#### WRITTEN INSTRUCTION
Copy every one of the lines below without changing a single character.

─── RAW RECORDS

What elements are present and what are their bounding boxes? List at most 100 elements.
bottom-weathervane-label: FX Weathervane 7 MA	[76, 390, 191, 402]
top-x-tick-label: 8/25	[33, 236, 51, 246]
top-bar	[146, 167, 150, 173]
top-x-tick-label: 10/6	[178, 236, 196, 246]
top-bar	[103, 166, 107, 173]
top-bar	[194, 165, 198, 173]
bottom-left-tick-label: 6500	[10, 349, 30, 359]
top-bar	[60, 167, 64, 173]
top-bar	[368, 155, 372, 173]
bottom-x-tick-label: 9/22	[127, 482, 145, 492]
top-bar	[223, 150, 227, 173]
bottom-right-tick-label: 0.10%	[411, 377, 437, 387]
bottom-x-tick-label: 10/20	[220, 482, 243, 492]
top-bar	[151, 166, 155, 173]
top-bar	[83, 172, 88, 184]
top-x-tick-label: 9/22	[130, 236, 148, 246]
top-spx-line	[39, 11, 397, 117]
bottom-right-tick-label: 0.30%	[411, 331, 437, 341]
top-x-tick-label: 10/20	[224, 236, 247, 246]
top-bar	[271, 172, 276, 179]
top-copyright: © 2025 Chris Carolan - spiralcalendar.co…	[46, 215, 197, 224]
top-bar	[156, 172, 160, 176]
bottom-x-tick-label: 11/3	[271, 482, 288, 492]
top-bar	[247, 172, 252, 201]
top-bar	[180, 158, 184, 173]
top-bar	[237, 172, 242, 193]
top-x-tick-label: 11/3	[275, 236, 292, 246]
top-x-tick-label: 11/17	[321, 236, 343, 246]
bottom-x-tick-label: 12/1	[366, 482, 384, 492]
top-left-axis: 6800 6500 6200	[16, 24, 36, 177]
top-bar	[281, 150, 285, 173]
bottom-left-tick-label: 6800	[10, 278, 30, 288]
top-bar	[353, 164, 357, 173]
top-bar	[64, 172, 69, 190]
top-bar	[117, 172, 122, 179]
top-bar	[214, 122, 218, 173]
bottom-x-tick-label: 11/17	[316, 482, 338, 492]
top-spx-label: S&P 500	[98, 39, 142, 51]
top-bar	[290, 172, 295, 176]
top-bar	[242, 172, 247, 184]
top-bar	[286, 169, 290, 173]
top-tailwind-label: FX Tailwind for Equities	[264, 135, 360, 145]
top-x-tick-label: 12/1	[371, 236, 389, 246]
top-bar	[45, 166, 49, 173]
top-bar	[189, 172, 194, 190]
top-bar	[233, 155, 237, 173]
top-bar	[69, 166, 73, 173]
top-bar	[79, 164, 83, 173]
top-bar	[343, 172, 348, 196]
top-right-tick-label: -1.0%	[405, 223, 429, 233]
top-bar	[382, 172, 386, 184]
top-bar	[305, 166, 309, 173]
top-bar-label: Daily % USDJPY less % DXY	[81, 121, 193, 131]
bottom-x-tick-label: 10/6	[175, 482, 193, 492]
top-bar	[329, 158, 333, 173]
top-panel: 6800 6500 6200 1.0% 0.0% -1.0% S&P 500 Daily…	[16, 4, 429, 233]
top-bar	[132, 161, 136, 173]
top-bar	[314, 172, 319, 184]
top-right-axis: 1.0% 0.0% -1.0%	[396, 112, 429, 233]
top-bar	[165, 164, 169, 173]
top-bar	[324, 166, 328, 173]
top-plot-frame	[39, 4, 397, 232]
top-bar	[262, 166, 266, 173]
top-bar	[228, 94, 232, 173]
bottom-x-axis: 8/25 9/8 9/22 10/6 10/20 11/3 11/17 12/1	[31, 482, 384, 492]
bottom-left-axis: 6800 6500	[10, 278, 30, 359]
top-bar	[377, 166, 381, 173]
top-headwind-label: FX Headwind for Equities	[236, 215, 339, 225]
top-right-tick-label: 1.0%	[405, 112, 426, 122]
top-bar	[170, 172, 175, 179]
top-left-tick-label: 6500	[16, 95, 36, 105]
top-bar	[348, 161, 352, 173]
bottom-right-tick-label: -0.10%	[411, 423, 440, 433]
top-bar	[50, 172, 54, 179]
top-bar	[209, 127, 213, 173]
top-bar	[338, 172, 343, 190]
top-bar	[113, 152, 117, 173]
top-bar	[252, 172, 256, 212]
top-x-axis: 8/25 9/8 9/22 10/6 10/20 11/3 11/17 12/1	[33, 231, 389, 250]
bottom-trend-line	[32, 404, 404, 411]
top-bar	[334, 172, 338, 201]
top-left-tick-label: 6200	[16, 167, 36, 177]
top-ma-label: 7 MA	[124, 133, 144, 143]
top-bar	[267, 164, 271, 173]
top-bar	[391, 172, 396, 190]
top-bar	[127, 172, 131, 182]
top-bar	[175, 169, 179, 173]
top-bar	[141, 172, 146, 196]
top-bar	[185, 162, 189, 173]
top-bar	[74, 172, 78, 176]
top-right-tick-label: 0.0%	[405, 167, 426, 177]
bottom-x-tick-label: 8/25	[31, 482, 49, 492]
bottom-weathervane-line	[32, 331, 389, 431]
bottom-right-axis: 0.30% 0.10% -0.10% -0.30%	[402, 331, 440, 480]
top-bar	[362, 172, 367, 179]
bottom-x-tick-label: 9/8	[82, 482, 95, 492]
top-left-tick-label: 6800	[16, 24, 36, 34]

──────

#### RESPONSE TO THIS TASK
What elements are present and what are their bounding boxes? List at most 100 elements.
bottom-weathervane-label: FX Weathervane 7 MA	[76, 390, 191, 402]
top-x-tick-label: 8/25	[33, 236, 51, 246]
top-bar	[146, 167, 150, 173]
top-x-tick-label: 10/6	[178, 236, 196, 246]
top-bar	[103, 166, 107, 173]
top-bar	[194, 165, 198, 173]
bottom-left-tick-label: 6500	[10, 349, 30, 359]
top-bar	[60, 167, 64, 173]
top-bar	[368, 155, 372, 173]
bottom-x-tick-label: 9/22	[127, 482, 145, 492]
top-bar	[223, 150, 227, 173]
bottom-right-tick-label: 0.10%	[411, 377, 437, 387]
bottom-x-tick-label: 10/20	[220, 482, 243, 492]
top-bar	[151, 166, 155, 173]
top-bar	[83, 172, 88, 184]
top-x-tick-label: 9/22	[130, 236, 148, 246]
top-spx-line	[39, 11, 397, 117]
bottom-right-tick-label: 0.30%	[411, 331, 437, 341]
top-x-tick-label: 10/20	[224, 236, 247, 246]
top-bar	[271, 172, 276, 179]
top-copyright: © 2025 Chris Carolan - spiralcalendar.co…	[46, 215, 197, 224]
top-bar	[156, 172, 160, 176]
bottom-x-tick-label: 11/3	[271, 482, 288, 492]
top-bar	[247, 172, 252, 201]
top-bar	[180, 158, 184, 173]
top-bar	[237, 172, 242, 193]
top-x-tick-label: 11/3	[275, 236, 292, 246]
top-x-tick-label: 11/17	[321, 236, 343, 246]
bottom-x-tick-label: 12/1	[366, 482, 384, 492]
top-left-axis: 6800 6500 6200	[16, 24, 36, 177]
top-bar	[281, 150, 285, 173]
bottom-left-tick-label: 6800	[10, 278, 30, 288]
top-bar	[353, 164, 357, 173]
top-bar	[64, 172, 69, 190]
top-bar	[117, 172, 122, 179]
top-bar	[214, 122, 218, 173]
bottom-x-tick-label: 11/17	[316, 482, 338, 492]
top-spx-label: S&P 500	[98, 39, 142, 51]
top-bar	[290, 172, 295, 176]
top-bar	[242, 172, 247, 184]
top-bar	[286, 169, 290, 173]
top-tailwind-label: FX Tailwind for Equities	[264, 135, 360, 145]
top-x-tick-label: 12/1	[371, 236, 389, 246]
top-bar	[45, 166, 49, 173]
top-bar	[189, 172, 194, 190]
top-bar	[233, 155, 237, 173]
top-bar	[69, 166, 73, 173]
top-bar	[79, 164, 83, 173]
top-bar	[343, 172, 348, 196]
top-right-tick-label: -1.0%	[405, 223, 429, 233]
top-bar	[382, 172, 386, 184]
top-bar	[305, 166, 309, 173]
top-bar-label: Daily % USDJPY less % DXY	[81, 121, 193, 131]
bottom-x-tick-label: 10/6	[175, 482, 193, 492]
top-bar	[329, 158, 333, 173]
top-panel: 6800 6500 6200 1.0% 0.0% -1.0% S&P 500 Daily…	[16, 4, 429, 233]
top-bar	[132, 161, 136, 173]
top-bar	[314, 172, 319, 184]
top-right-axis: 1.0% 0.0% -1.0%	[396, 112, 429, 233]
top-bar	[165, 164, 169, 173]
top-bar	[324, 166, 328, 173]
top-plot-frame	[39, 4, 397, 232]
top-bar	[262, 166, 266, 173]
top-bar	[228, 94, 232, 173]
bottom-x-axis: 8/25 9/8 9/22 10/6 10/20 11/3 11/17 12/1	[31, 482, 384, 492]
bottom-left-axis: 6800 6500	[10, 278, 30, 359]
top-bar	[377, 166, 381, 173]
top-headwind-label: FX Headwind for Equities	[236, 215, 339, 225]
top-right-tick-label: 1.0%	[405, 112, 426, 122]
top-bar	[170, 172, 175, 179]
top-left-tick-label: 6500	[16, 95, 36, 105]
top-bar	[348, 161, 352, 173]
bottom-right-tick-label: -0.10%	[411, 423, 440, 433]
top-bar	[50, 172, 54, 179]
top-bar	[209, 127, 213, 173]
top-bar	[338, 172, 343, 190]
top-bar	[113, 152, 117, 173]
top-bar	[252, 172, 256, 212]
top-x-axis: 8/25 9/8 9/22 10/6 10/20 11/3 11/17 12/1	[33, 231, 389, 250]
bottom-trend-line	[32, 404, 404, 411]
top-bar	[334, 172, 338, 201]
top-left-tick-label: 6200	[16, 167, 36, 177]
top-ma-label: 7 MA	[124, 133, 144, 143]
top-bar	[267, 164, 271, 173]
top-bar	[391, 172, 396, 190]
top-bar	[127, 172, 131, 182]
top-bar	[175, 169, 179, 173]
top-bar	[141, 172, 146, 196]
top-bar	[185, 162, 189, 173]
top-bar	[74, 172, 78, 176]
top-right-tick-label: 0.0%	[405, 167, 426, 177]
bottom-x-tick-label: 8/25	[31, 482, 49, 492]
bottom-weathervane-line	[32, 331, 389, 431]
bottom-right-axis: 0.30% 0.10% -0.10% -0.30%	[402, 331, 440, 480]
top-bar	[362, 172, 367, 179]
bottom-x-tick-label: 9/8	[82, 482, 95, 492]
top-left-tick-label: 6800	[16, 24, 36, 34]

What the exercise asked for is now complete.